[Begin]

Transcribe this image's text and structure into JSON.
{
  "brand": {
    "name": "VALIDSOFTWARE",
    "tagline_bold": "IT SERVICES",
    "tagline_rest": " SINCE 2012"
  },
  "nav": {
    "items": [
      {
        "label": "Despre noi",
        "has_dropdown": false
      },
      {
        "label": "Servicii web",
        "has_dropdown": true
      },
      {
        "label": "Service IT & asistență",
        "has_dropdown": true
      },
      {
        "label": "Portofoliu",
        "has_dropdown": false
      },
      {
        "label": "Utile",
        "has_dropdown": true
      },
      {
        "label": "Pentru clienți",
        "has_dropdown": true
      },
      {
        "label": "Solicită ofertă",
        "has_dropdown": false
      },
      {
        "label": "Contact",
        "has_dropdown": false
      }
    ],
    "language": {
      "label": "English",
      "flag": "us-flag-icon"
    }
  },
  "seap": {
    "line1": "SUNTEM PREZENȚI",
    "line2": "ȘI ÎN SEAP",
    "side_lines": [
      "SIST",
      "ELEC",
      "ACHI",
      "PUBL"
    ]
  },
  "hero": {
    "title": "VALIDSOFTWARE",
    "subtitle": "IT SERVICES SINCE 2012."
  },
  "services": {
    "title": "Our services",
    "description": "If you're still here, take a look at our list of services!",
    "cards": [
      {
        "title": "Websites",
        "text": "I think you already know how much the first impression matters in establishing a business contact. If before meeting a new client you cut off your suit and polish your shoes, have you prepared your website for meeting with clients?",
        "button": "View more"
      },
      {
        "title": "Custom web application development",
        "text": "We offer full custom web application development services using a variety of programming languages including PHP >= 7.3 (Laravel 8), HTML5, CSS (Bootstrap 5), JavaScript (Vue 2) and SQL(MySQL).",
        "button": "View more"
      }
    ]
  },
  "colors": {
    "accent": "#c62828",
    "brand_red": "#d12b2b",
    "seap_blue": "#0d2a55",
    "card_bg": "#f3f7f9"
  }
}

[End]

> **AIM**
Your task is to pick out every line with the string "SINCE" and copy it.

> **RESPONSE TO THIS EXERCISE**
    "tagline_rest": " SINCE 2012"
    "subtitle": "IT SERVICES SINCE 2012."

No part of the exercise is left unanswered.